── Stored rows ──
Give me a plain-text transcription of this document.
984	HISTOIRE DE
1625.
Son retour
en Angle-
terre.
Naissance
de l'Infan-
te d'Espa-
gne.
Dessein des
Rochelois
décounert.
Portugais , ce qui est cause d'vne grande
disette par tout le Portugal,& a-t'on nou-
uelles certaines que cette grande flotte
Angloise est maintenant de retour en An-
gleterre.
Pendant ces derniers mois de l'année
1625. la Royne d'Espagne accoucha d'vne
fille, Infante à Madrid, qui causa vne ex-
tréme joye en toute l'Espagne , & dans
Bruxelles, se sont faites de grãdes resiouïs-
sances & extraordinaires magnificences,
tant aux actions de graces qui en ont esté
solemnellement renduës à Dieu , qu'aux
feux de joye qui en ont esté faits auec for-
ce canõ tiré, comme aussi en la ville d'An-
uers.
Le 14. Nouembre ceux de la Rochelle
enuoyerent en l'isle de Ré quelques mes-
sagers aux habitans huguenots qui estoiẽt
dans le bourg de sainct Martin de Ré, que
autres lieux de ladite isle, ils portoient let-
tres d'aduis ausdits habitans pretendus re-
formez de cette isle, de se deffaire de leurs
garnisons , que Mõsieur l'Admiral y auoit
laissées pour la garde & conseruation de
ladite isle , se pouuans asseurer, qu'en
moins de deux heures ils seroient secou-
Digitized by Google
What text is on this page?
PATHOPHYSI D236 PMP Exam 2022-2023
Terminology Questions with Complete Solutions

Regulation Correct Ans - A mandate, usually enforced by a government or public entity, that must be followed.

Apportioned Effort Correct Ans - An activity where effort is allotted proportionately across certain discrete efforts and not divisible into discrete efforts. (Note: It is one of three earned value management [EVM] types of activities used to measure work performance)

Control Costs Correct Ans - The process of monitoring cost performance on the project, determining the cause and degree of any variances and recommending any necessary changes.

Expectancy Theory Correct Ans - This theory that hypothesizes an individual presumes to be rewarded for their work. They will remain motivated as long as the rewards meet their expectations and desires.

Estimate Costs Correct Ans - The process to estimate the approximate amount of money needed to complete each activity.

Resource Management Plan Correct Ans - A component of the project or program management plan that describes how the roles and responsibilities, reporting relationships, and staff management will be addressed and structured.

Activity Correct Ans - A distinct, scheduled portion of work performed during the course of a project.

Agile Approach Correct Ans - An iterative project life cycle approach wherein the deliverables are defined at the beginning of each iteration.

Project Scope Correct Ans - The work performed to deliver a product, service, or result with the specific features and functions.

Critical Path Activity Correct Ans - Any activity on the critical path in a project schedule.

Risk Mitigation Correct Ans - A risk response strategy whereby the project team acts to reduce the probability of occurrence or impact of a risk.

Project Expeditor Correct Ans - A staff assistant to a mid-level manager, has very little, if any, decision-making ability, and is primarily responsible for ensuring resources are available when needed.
───
Problem to solve
Each record must be repeated exactly as it is.

Exercise response
Give me a plain-text transcription of this document.
984	HISTOIRE DE
1625.
Son retour
en Angle-
terre.
Naissance
de l'Infan-
te d'Espa-
gne.
Dessein des
Rochelois
décounert.
Portugais , ce qui est cause d'vne grande
disette par tout le Portugal,& a-t'on nou-
uelles certaines que cette grande flotte
Angloise est maintenant de retour en An-
gleterre.
Pendant ces derniers mois de l'année
1625. la Royne d'Espagne accoucha d'vne
fille, Infante à Madrid, qui causa vne ex-
tréme joye en toute l'Espagne , & dans
Bruxelles, se sont faites de grãdes resiouïs-
sances & extraordinaires magnificences,
tant aux actions de graces qui en ont esté
solemnellement renduës à Dieu , qu'aux
feux de joye qui en ont esté faits auec for-
ce canõ tiré, comme aussi en la ville d'An-
uers.
Le 14. Nouembre ceux de la Rochelle
enuoyerent en l'isle de Ré quelques mes-
sagers aux habitans huguenots qui estoiẽt
dans le bourg de sainct Martin de Ré, que
autres lieux de ladite isle, ils portoient let-
tres d'aduis ausdits habitans pretendus re-
formez de cette isle, de se deffaire de leurs
garnisons , que Mõsieur l'Admiral y auoit
laissées pour la garde & conseruation de
ladite isle , se pouuans asseurer, qu'en
moins de deux heures ils seroient secou-
Digitized by Google
What text is on this page?
PATHOPHYSI D236 PMP Exam 2022-2023
Terminology Questions with Complete Solutions

Regulation Correct Ans - A mandate, usually enforced by a government or public entity, that must be followed.

Apportioned Effort Correct Ans - An activity where effort is allotted proportionately across certain discrete efforts and not divisible into discrete efforts. (Note: It is one of three earned value management [EVM] types of activities used to measure work performance)

Control Costs Correct Ans - The process of monitoring cost performance on the project, determining the cause and degree of any variances and recommending any necessary changes.

Expectancy Theory Correct Ans - This theory that hypothesizes an individual presumes to be rewarded for their work. They will remain motivated as long as the rewards meet their expectations and desires.

Estimate Costs Correct Ans - The process to estimate the approximate amount of money needed to complete each activity.

Resource Management Plan Correct Ans - A component of the project or program management plan that describes how the roles and responsibilities, reporting relationships, and staff management will be addressed and structured.

Activity Correct Ans - A distinct, scheduled portion of work performed during the course of a project.

Agile Approach Correct Ans - An iterative project life cycle approach wherein the deliverables are defined at the beginning of each iteration.

Project Scope Correct Ans - The work performed to deliver a product, service, or result with the specific features and functions.

Critical Path Activity Correct Ans - Any activity on the critical path in a project schedule.

Risk Mitigation Correct Ans - A risk response strategy whereby the project team acts to reduce the probability of occurrence or impact of a risk.

Project Expeditor Correct Ans - A staff assistant to a mid-level manager, has very little, if any, decision-making ability, and is primarily responsible for ensuring resources are available when needed.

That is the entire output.